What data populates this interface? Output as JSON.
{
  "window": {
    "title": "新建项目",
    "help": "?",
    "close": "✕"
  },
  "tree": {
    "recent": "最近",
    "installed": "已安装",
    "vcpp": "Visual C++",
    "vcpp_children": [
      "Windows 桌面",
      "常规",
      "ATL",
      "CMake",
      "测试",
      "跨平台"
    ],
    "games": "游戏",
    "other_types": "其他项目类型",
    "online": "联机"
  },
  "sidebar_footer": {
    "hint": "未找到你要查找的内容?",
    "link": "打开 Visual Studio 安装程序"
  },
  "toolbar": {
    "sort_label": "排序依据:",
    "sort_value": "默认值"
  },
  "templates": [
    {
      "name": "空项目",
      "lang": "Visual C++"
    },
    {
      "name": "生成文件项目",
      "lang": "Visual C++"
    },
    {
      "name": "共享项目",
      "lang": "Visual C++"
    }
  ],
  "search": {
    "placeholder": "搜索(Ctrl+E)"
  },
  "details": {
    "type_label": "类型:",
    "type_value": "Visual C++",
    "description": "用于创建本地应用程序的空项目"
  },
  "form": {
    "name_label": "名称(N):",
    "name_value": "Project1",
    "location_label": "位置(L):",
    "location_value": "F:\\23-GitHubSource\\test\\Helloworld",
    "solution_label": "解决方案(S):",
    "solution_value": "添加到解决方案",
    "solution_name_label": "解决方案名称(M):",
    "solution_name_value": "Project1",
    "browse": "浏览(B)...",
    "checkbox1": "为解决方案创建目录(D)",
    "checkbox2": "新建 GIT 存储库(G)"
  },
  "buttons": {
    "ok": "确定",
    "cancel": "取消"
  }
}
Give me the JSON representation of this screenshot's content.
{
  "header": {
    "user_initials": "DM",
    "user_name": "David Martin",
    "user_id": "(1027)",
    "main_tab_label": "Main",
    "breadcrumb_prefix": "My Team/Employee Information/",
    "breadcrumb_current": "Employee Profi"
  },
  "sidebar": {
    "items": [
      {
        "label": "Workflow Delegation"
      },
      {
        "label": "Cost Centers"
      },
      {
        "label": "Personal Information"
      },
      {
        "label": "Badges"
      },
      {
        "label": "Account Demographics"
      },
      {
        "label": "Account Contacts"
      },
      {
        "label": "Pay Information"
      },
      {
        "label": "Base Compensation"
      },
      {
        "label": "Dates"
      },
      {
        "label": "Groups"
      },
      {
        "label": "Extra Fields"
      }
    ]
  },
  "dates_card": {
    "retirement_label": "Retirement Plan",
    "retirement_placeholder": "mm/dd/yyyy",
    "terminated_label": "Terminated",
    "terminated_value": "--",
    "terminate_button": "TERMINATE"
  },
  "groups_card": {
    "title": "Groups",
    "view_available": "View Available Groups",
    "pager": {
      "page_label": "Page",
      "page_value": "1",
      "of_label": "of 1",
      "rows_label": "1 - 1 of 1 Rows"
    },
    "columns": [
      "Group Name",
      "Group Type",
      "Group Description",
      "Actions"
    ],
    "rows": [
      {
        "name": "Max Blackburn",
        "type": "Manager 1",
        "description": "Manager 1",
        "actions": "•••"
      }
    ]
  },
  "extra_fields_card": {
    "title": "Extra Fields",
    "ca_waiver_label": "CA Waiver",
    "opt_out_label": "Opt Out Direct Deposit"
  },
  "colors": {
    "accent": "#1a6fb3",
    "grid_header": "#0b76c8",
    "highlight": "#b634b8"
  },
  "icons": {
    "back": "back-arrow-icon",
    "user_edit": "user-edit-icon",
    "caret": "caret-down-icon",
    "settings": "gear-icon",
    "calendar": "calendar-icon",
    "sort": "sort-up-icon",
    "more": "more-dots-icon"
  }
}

--*--

TASK TO CARRY OUT –
Every record shown above should be written out again exactly.

THE RESPONSE –
What data populates this interface? Output as JSON.
{
  "window": {
    "title": "新建项目",
    "help": "?",
    "close": "✕"
  },
  "tree": {
    "recent": "最近",
    "installed": "已安装",
    "vcpp": "Visual C++",
    "vcpp_children": [
      "Windows 桌面",
      "常规",
      "ATL",
      "CMake",
      "测试",
      "跨平台"
    ],
    "games": "游戏",
    "other_types": "其他项目类型",
    "online": "联机"
  },
  "sidebar_footer": {
    "hint": "未找到你要查找的内容?",
    "link": "打开 Visual Studio 安装程序"
  },
  "toolbar": {
    "sort_label": "排序依据:",
    "sort_value": "默认值"
  },
  "templates": [
    {
      "name": "空项目",
      "lang": "Visual C++"
    },
    {
      "name": "生成文件项目",
      "lang": "Visual C++"
    },
    {
      "name": "共享项目",
      "lang": "Visual C++"
    }
  ],
  "search": {
    "placeholder": "搜索(Ctrl+E)"
  },
  "details": {
    "type_label": "类型:",
    "type_value": "Visual C++",
    "description": "用于创建本地应用程序的空项目"
  },
  "form": {
    "name_label": "名称(N):",
    "name_value": "Project1",
    "location_label": "位置(L):",
    "location_value": "F:\\23-GitHubSource\\test\\Helloworld",
    "solution_label": "解决方案(S):",
    "solution_value": "添加到解决方案",
    "solution_name_label": "解决方案名称(M):",
    "solution_name_value": "Project1",
    "browse": "浏览(B)...",
    "checkbox1": "为解决方案创建目录(D)",
    "checkbox2": "新建 GIT 存储库(G)"
  },
  "buttons": {
    "ok": "确定",
    "cancel": "取消"
  }
}
Give me the JSON representation of this screenshot's content.
{
  "header": {
    "user_initials": "DM",
    "user_name": "David Martin",
    "user_id": "(1027)",
    "main_tab_label": "Main",
    "breadcrumb_prefix": "My Team/Employee Information/",
    "breadcrumb_current": "Employee Profi"
  },
  "sidebar": {
    "items": [
      {
        "label": "Workflow Delegation"
      },
      {
        "label": "Cost Centers"
      },
      {
        "label": "Personal Information"
      },
      {
        "label": "Badges"
      },
      {
        "label": "Account Demographics"
      },
      {
        "label": "Account Contacts"
      },
      {
        "label": "Pay Information"
      },
      {
        "label": "Base Compensation"
      },
      {
        "label": "Dates"
      },
      {
        "label": "Groups"
      },
      {
        "label": "Extra Fields"
      }
    ]
  },
  "dates_card": {
    "retirement_label": "Retirement Plan",
    "retirement_placeholder": "mm/dd/yyyy",
    "terminated_label": "Terminated",
    "terminated_value": "--",
    "terminate_button": "TERMINATE"
  },
  "groups_card": {
    "title": "Groups",
    "view_available": "View Available Groups",
    "pager": {
      "page_label": "Page",
      "page_value": "1",
      "of_label": "of 1",
      "rows_label": "1 - 1 of 1 Rows"
    },
    "columns": [
      "Group Name",
      "Group Type",
      "Group Description",
      "Actions"
    ],
    "rows": [
      {
        "name": "Max Blackburn",
        "type": "Manager 1",
        "description": "Manager 1",
        "actions": "•••"
      }
    ]
  },
  "extra_fields_card": {
    "title": "Extra Fields",
    "ca_waiver_label": "CA Waiver",
    "opt_out_label": "Opt Out Direct Deposit"
  },
  "colors": {
    "accent": "#1a6fb3",
    "grid_header": "#0b76c8",
    "highlight": "#b634b8"
  },
  "icons": {
    "back": "back-arrow-icon",
    "user_edit": "user-edit-icon",
    "caret": "caret-down-icon",
    "settings": "gear-icon",
    "calendar": "calendar-icon",
    "sort": "sort-up-icon",
    "more": "more-dots-icon"
  }
}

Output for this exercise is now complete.